- _Short problem_
Please output every line of the material as it stands, without the pictures.

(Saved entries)
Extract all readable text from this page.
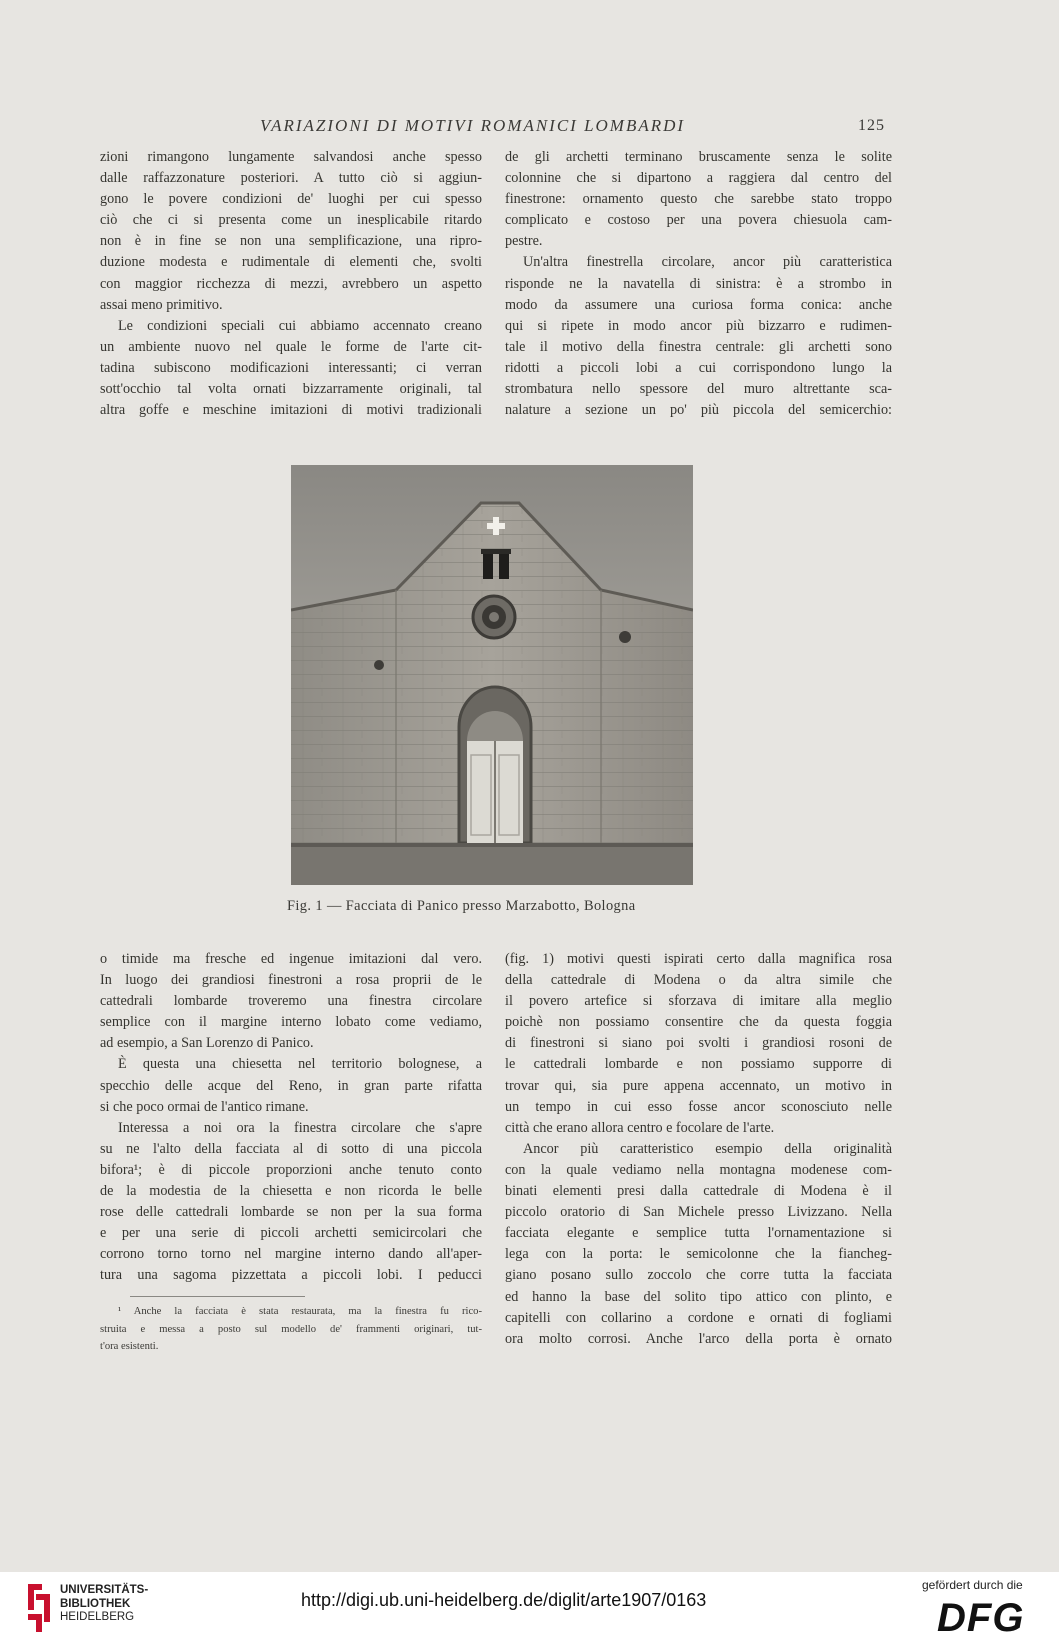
VARIAZIONI DI MOTIVI ROMANICI LOMBARDI	125

zioni rimangono lungamente salvandosi anche spesso

dalle raffazzonature posteriori. A tutto ciò si aggiun-

gono le povere condizioni de' luoghi per cui spesso

ciò che ci si presenta come un inesplicabile ritardo

non è in fine se non una semplificazione, una ripro-

duzione modesta e rudimentale di elementi che, svolti

con maggior ricchezza di mezzi, avrebbero un aspetto

assai meno primitivo.

Le condizioni speciali cui abbiamo accennato creano

un ambiente nuovo nel quale le forme de l'arte cit-

tadina subiscono modificazioni interessanti; ci verran

sott'occhio tal volta ornati bizzarramente originali, tal

altra goffe e meschine imitazioni di motivi tradizionali

de gli archetti terminano bruscamente senza le solite

colonnine che si dipartono a raggiera dal centro del

finestrone: ornamento questo che sarebbe stato troppo

complicato e costoso per una povera chiesuola cam-

pestre.

Un'altra finestrella circolare, ancor più caratteristica

risponde ne la navatella di sinistra: è a strombo in

modo da assumere una curiosa forma conica: anche

qui si ripete in modo ancor più bizzarro e rudimen-

tale il motivo della finestra centrale: gli archetti sono

ridotti a piccoli lobi a cui corrispondono lungo la

strombatura nello spessore del muro altrettante sca-

nalature a sezione un po' più piccola del semicerchio:

Fig. 1 — Facciata di Panico presso Marzabotto, Bologna

o timide ma fresche ed ingenue imitazioni dal vero.

In luogo dei grandiosi finestroni a rosa proprii de le

cattedrali lombarde troveremo una finestra circolare

semplice con il margine interno lobato come vediamo,

ad esempio, a San Lorenzo di Panico.

È questa una chiesetta nel territorio bolognese, a

specchio delle acque del Reno, in gran parte rifatta

si che poco ormai de l'antico rimane.

Interessa a noi ora la finestra circolare che s'apre

su ne l'alto della facciata al di sotto di una piccola

bifora¹; è di piccole proporzioni anche tenuto conto

de la modestia de la chiesetta e non ricorda le belle

rose delle cattedrali lombarde se non per la sua forma

e per una serie di piccoli archetti semicircolari che

corrono torno torno nel margine interno dando all'aper-

tura una sagoma pizzettata a piccoli lobi. I peducci

¹ Anche la facciata è stata restaurata, ma la finestra fu rico-

struita e messa a posto sul modello de' frammenti originari, tut-

t'ora esistenti.

(fig. 1) motivi questi ispirati certo dalla magnifica rosa

della cattedrale di Modena o da altra simile che

il povero artefice si sforzava di imitare alla meglio

poichè non possiamo consentire che da questa foggia

di finestroni si siano poi svolti i grandiosi rosoni de

le cattedrali lombarde e non possiamo supporre di

trovar qui, sia pure appena accennato, un motivo in

un tempo in cui esso fosse ancor sconosciuto nelle

città che erano allora centro e focolare de l'arte.

Ancor più caratteristico esempio della originalità

con la quale vediamo nella montagna modenese com-

binati elementi presi dalla cattedrale di Modena è il

piccolo oratorio di San Michele presso Livizzano. Nella

facciata elegante e semplice tutta l'ornamentazione si

lega con la porta: le semicolonne che la fiancheg-

giano posano sullo zoccolo che corre tutta la facciata

ed hanno la base del solito tipo attico con plinto, e

capitelli con collarino a cordone e ornati di fogliami

ora molto corrosi. Anche l'arco della porta è ornato

UNIVERSITÄTS-
BIBLIOTHEK
HEIDELBERG
http://digi.ub.uni-heidelberg.de/diglit/arte1907/0163
gefördert durch die
DFG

- _The output_
Extract all readable text from this page.
VARIAZIONI DI MOTIVI ROMANICI LOMBARDI	125

zioni rimangono lungamente salvandosi anche spesso

dalle raffazzonature posteriori. A tutto ciò si aggiun-

gono le povere condizioni de' luoghi per cui spesso

ciò che ci si presenta come un inesplicabile ritardo

non è in fine se non una semplificazione, una ripro-

duzione modesta e rudimentale di elementi che, svolti

con maggior ricchezza di mezzi, avrebbero un aspetto

assai meno primitivo.

Le condizioni speciali cui abbiamo accennato creano

un ambiente nuovo nel quale le forme de l'arte cit-

tadina subiscono modificazioni interessanti; ci verran

sott'occhio tal volta ornati bizzarramente originali, tal

altra goffe e meschine imitazioni di motivi tradizionali

de gli archetti terminano bruscamente senza le solite

colonnine che si dipartono a raggiera dal centro del

finestrone: ornamento questo che sarebbe stato troppo

complicato e costoso per una povera chiesuola cam-

pestre.

Un'altra finestrella circolare, ancor più caratteristica

risponde ne la navatella di sinistra: è a strombo in

modo da assumere una curiosa forma conica: anche

qui si ripete in modo ancor più bizzarro e rudimen-

tale il motivo della finestra centrale: gli archetti sono

ridotti a piccoli lobi a cui corrispondono lungo la

strombatura nello spessore del muro altrettante sca-

nalature a sezione un po' più piccola del semicerchio:

Fig. 1 — Facciata di Panico presso Marzabotto, Bologna

o timide ma fresche ed ingenue imitazioni dal vero.

In luogo dei grandiosi finestroni a rosa proprii de le

cattedrali lombarde troveremo una finestra circolare

semplice con il margine interno lobato come vediamo,

ad esempio, a San Lorenzo di Panico.

È questa una chiesetta nel territorio bolognese, a

specchio delle acque del Reno, in gran parte rifatta

si che poco ormai de l'antico rimane.

Interessa a noi ora la finestra circolare che s'apre

su ne l'alto della facciata al di sotto di una piccola

bifora¹; è di piccole proporzioni anche tenuto conto

de la modestia de la chiesetta e non ricorda le belle

rose delle cattedrali lombarde se non per la sua forma

e per una serie di piccoli archetti semicircolari che

corrono torno torno nel margine interno dando all'aper-

tura una sagoma pizzettata a piccoli lobi. I peducci

¹ Anche la facciata è stata restaurata, ma la finestra fu rico-

struita e messa a posto sul modello de' frammenti originari, tut-

t'ora esistenti.

(fig. 1) motivi questi ispirati certo dalla magnifica rosa

della cattedrale di Modena o da altra simile che

il povero artefice si sforzava di imitare alla meglio

poichè non possiamo consentire che da questa foggia

di finestroni si siano poi svolti i grandiosi rosoni de

le cattedrali lombarde e non possiamo supporre di

trovar qui, sia pure appena accennato, un motivo in

un tempo in cui esso fosse ancor sconosciuto nelle

città che erano allora centro e focolare de l'arte.

Ancor più caratteristico esempio della originalità

con la quale vediamo nella montagna modenese com-

binati elementi presi dalla cattedrale di Modena è il

piccolo oratorio di San Michele presso Livizzano. Nella

facciata elegante e semplice tutta l'ornamentazione si

lega con la porta: le semicolonne che la fiancheg-

giano posano sullo zoccolo che corre tutta la facciata

ed hanno la base del solito tipo attico con plinto, e

capitelli con collarino a cordone e ornati di fogliami

ora molto corrosi. Anche l'arco della porta è ornato

UNIVERSITÄTS-
BIBLIOTHEK
HEIDELBERG
http://digi.ub.uni-heidelberg.de/diglit/arte1907/0163
gefördert durch die
DFG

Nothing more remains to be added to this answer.